_Excerpted passage:_
▶

The writing is on the wall for the future of journalism, with new research scoring the words more deeply into the plasterwork: 52% of bloggers surveyed by PRNewswire refer to themselves as journalists. The Web and e-publishing is only going to make this more relevant.
I’ve written about this topic previously, and we discuss matters like it a lot here at FastCompany.com, so it’s fascinating to see so many hard figures in this survey underlining the points we make. PRNewswire surveyed over 1,500 “traditional and non-traditional” media folk along with over 1,600 PR professionals for the 2010 PRWeek/PRNewswire Media Survey.
Among the various pieces of data revealed, the fact that 52% of “new media” bloggers refer to themselves as journalists is the biggest take-away. Though there’ll be a dab of semantic “drift” here, relating to a shifting definition of exactly what journalism is, the truth is that this also represents a shift in how “traditional bloggers” see their own work’s importance (if you consider “blogs” to be of lesser import than traditional journalistic publishing.) It’s almost double the percentage that the same survey in 2009 turned up, implying that the rate of change in this situation is phenomenal.
Bloggers are even pushing their own medium: 91% of bloggers reported “always” or “sometimes” using blogs for story research, merely 35% of newspaper and 38% of print magazine journos say the same. While you may think the new cross-over breed of online reporters would be blog-friendly too, it’s not quite the case: only 68% of these guys said they use blogs.
This, dear reader, is why you may read about a hot piece of new technology, or even a breaking piece of novel political or business-related news here on FastCompany.com and then stumble upon it days, weeks or even months later in the “main stream” news media, also labelled as “hot” and “new.” The pace of the publishing on the Internet drives this kind of timescale, and the “traditional media” haven’t yet learned they need to catch up. We’re not talking about journalistic best-practice here, or delving into the fact that journos on traditional publications tend to not have to worry about arting-up their pieces in real time, adding SEO-friendly tags and hyperlinks, or promoting them on an individual piece-by-piece basis using tools like Twitter. We’re merely pointing out the fact that the glacial pace of traditional media reporting is exposed by these statistics.

◀

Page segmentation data

▶

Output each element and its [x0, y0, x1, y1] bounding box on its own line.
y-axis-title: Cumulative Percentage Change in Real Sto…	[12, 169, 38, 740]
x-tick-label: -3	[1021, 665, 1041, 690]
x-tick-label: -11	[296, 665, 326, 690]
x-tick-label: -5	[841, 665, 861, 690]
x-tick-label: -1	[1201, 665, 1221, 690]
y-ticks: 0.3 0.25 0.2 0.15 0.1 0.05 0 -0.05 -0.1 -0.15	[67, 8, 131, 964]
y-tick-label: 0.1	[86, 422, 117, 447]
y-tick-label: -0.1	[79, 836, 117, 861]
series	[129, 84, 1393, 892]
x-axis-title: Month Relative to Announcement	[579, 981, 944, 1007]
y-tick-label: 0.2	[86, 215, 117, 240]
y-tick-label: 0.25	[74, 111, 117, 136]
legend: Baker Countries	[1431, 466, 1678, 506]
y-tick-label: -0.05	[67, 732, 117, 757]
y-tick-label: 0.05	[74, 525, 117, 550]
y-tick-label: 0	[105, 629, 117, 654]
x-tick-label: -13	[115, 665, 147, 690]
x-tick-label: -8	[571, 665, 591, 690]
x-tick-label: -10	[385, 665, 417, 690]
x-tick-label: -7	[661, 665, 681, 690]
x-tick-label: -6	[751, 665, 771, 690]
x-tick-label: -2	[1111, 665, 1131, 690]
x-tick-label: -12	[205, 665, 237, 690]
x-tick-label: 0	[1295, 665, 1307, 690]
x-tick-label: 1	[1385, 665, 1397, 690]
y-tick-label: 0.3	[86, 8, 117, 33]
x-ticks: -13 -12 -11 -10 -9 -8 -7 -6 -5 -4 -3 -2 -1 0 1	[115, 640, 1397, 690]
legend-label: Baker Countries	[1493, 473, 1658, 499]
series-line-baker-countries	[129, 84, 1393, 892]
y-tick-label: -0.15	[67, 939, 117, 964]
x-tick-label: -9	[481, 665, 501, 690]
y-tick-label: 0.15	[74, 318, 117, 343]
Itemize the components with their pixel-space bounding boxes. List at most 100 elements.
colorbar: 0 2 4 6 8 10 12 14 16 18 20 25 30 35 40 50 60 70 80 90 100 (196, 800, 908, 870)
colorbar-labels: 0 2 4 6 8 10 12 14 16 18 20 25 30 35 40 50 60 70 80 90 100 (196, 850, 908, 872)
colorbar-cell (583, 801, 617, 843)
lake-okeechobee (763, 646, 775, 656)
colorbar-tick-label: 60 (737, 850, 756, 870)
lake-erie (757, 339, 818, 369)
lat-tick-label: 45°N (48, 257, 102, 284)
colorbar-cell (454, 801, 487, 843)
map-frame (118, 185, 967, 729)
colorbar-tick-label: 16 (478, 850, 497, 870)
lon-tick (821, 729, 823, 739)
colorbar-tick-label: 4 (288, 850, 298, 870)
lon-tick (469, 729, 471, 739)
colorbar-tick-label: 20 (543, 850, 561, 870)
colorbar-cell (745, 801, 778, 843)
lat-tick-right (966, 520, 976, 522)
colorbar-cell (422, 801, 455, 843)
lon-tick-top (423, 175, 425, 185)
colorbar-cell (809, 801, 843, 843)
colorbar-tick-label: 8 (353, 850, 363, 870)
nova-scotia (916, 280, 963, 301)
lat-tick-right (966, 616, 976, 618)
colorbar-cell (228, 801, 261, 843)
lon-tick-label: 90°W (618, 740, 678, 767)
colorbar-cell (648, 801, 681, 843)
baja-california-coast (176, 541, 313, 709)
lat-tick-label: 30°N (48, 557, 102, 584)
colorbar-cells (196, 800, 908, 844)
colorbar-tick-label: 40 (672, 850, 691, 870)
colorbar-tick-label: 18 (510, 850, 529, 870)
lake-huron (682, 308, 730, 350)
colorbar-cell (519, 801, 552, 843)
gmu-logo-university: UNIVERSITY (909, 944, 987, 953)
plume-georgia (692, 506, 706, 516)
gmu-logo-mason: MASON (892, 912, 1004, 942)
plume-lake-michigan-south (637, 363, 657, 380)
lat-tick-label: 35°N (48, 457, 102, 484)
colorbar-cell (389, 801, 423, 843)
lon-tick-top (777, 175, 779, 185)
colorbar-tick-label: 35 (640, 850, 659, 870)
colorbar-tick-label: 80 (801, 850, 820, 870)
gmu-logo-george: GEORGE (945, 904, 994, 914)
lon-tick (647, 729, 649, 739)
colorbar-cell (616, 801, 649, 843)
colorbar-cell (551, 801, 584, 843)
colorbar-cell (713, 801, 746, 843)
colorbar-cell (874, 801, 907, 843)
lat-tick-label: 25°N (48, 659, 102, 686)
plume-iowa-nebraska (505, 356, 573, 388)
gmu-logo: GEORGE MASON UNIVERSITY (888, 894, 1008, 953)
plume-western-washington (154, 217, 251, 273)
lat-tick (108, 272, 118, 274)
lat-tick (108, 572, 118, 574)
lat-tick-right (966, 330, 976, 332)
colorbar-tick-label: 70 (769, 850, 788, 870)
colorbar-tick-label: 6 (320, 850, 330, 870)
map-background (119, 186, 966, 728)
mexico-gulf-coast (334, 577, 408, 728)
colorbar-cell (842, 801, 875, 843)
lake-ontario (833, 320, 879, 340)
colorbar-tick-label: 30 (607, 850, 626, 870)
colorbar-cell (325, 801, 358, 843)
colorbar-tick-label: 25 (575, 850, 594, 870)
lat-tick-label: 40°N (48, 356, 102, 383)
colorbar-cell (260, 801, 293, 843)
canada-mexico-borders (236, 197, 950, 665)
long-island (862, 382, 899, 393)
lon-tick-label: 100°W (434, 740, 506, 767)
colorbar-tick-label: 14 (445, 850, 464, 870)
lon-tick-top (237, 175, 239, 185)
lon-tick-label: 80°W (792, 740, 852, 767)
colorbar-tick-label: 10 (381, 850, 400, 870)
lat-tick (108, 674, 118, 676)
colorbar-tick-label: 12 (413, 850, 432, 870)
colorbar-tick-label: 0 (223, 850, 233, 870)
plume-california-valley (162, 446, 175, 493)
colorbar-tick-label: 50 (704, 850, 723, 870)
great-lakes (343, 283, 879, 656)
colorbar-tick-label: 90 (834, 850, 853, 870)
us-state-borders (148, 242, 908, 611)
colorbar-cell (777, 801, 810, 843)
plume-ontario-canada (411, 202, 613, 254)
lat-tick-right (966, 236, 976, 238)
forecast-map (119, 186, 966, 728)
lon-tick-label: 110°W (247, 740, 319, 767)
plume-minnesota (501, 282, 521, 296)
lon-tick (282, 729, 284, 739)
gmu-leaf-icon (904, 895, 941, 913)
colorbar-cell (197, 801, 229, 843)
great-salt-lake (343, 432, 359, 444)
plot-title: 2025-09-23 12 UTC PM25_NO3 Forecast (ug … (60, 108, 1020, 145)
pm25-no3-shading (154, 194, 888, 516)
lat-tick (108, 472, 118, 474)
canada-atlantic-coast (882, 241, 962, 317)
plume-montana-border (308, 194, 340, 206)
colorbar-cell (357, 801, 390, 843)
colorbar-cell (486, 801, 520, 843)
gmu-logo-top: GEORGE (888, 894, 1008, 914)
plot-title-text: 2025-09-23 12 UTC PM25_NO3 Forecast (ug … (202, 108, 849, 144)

◀

_Required work:_
- a) Answer these questions about the article on bloggers as journalists, one line each.
(i) How many PR professionals did PRNewswire survey?
(ii) What percentage of bloggers reported "always" or "sometimes" using blogs for story research?
(iii) What percentage of the online reporters said they use blogs?
- b) Continue the article on bloggers as journalists from its final sentence.

_Results for the exercise:_
- a)
(i) Over 1,600.
(ii) 91%.
(iii) 68%.

- b)
And there’s one final thing to think about, in this oh-so-Appley week. The iPad is likely to change all of news publishing (and, of course, so will its entourage of similar tablet devices.) That’s because whether you like it or not, the iPad is likely to change how the average consumer views the mobile Internet, and how they buy e-published newspapers and magazines. The difference between viewing, say, a newspaper’s dedicated iPad app and its Web page will be a subtle one, and will puzzle users. If the Web page is updated more frequently than the iPad-specific app, which one is more “valuable” news source? And for a user to click between, say, FastCompany.com, which some may consider a “blog” and an iPad app for a traditional news source, is really easy. Expect the 2011 PRNewswire survey to have even more skewed percentages to illustrate the rise of “blogging.” By which time we’ll be calling it journalism, as the distinction becomes irrelevant.